## Problem details
Transcribe the lines below verbatim, skipping the images.

## Listed records
--

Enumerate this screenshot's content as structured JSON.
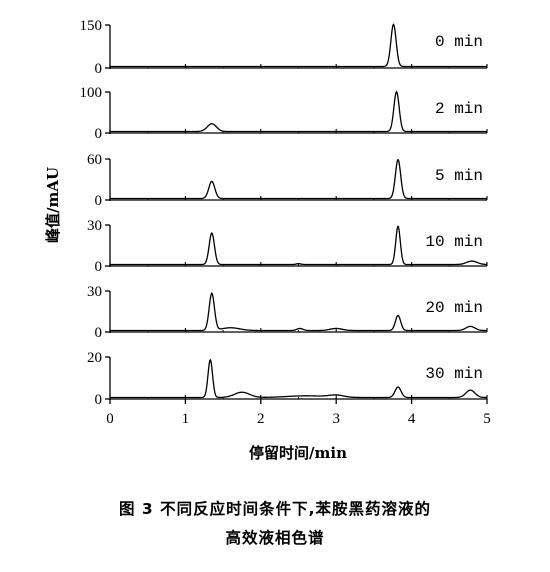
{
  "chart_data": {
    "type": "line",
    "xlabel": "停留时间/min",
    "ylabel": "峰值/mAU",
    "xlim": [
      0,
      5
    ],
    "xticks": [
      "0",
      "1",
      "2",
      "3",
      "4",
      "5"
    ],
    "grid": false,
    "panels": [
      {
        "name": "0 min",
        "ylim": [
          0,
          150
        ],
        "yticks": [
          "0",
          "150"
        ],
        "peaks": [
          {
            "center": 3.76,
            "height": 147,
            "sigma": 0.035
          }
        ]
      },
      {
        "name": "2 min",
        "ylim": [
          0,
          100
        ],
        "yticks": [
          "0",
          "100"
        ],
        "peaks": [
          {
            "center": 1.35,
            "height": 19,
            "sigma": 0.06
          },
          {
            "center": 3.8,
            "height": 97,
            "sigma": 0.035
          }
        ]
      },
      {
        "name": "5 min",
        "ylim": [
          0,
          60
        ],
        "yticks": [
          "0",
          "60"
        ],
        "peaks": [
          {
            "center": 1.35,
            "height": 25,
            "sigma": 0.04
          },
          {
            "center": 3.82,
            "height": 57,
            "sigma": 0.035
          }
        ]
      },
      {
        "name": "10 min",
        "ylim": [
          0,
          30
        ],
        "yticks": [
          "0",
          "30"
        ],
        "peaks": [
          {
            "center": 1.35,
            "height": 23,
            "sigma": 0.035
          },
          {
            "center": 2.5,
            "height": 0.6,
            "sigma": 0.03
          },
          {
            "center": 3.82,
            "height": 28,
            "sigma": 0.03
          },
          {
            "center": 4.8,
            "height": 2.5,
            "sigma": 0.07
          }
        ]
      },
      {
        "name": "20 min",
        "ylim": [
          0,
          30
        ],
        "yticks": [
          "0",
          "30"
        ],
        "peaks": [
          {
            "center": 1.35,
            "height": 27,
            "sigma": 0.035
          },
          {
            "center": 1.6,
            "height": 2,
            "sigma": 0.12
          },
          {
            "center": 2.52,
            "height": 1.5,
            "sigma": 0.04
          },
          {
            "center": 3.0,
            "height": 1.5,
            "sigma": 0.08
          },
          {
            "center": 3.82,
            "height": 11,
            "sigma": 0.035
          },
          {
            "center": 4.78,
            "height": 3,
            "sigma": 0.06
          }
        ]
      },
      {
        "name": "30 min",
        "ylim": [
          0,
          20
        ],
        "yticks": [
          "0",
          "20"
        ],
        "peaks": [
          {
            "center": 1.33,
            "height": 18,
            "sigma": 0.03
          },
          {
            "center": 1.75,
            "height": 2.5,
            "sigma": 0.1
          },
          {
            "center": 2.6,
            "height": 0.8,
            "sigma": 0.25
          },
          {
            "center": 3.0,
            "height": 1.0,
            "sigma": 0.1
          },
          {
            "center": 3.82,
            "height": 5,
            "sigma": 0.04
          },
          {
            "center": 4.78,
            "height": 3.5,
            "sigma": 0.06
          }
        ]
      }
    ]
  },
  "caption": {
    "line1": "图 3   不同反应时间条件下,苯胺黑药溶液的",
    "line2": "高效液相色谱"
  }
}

--

## Solution for this exercise
Enumerate this screenshot's content as structured JSON.
{
  "chart_data": {
    "type": "line",
    "xlabel": "停留时间/min",
    "ylabel": "峰值/mAU",
    "xlim": [
      0,
      5
    ],
    "xticks": [
      "0",
      "1",
      "2",
      "3",
      "4",
      "5"
    ],
    "grid": false,
    "panels": [
      {
        "name": "0 min",
        "ylim": [
          0,
          150
        ],
        "yticks": [
          "0",
          "150"
        ],
        "peaks": [
          {
            "center": 3.76,
            "height": 147,
            "sigma": 0.035
          }
        ]
      },
      {
        "name": "2 min",
        "ylim": [
          0,
          100
        ],
        "yticks": [
          "0",
          "100"
        ],
        "peaks": [
          {
            "center": 1.35,
            "height": 19,
            "sigma": 0.06
          },
          {
            "center": 3.8,
            "height": 97,
            "sigma": 0.035
          }
        ]
      },
      {
        "name": "5 min",
        "ylim": [
          0,
          60
        ],
        "yticks": [
          "0",
          "60"
        ],
        "peaks": [
          {
            "center": 1.35,
            "height": 25,
            "sigma": 0.04
          },
          {
            "center": 3.82,
            "height": 57,
            "sigma": 0.035
          }
        ]
      },
      {
        "name": "10 min",
        "ylim": [
          0,
          30
        ],
        "yticks": [
          "0",
          "30"
        ],
        "peaks": [
          {
            "center": 1.35,
            "height": 23,
            "sigma": 0.035
          },
          {
            "center": 2.5,
            "height": 0.6,
            "sigma": 0.03
          },
          {
            "center": 3.82,
            "height": 28,
            "sigma": 0.03
          },
          {
            "center": 4.8,
            "height": 2.5,
            "sigma": 0.07
          }
        ]
      },
      {
        "name": "20 min",
        "ylim": [
          0,
          30
        ],
        "yticks": [
          "0",
          "30"
        ],
        "peaks": [
          {
            "center": 1.35,
            "height": 27,
            "sigma": 0.035
          },
          {
            "center": 1.6,
            "height": 2,
            "sigma": 0.12
          },
          {
            "center": 2.52,
            "height": 1.5,
            "sigma": 0.04
          },
          {
            "center": 3.0,
            "height": 1.5,
            "sigma": 0.08
          },
          {
            "center": 3.82,
            "height": 11,
            "sigma": 0.035
          },
          {
            "center": 4.78,
            "height": 3,
            "sigma": 0.06
          }
        ]
      },
      {
        "name": "30 min",
        "ylim": [
          0,
          20
        ],
        "yticks": [
          "0",
          "20"
        ],
        "peaks": [
          {
            "center": 1.33,
            "height": 18,
            "sigma": 0.03
          },
          {
            "center": 1.75,
            "height": 2.5,
            "sigma": 0.1
          },
          {
            "center": 2.6,
            "height": 0.8,
            "sigma": 0.25
          },
          {
            "center": 3.0,
            "height": 1.0,
            "sigma": 0.1
          },
          {
            "center": 3.82,
            "height": 5,
            "sigma": 0.04
          },
          {
            "center": 4.78,
            "height": 3.5,
            "sigma": 0.06
          }
        ]
      }
    ]
  },
  "caption": {
    "line1": "图 3   不同反应时间条件下,苯胺黑药溶液的",
    "line2": "高效液相色谱"
  }
}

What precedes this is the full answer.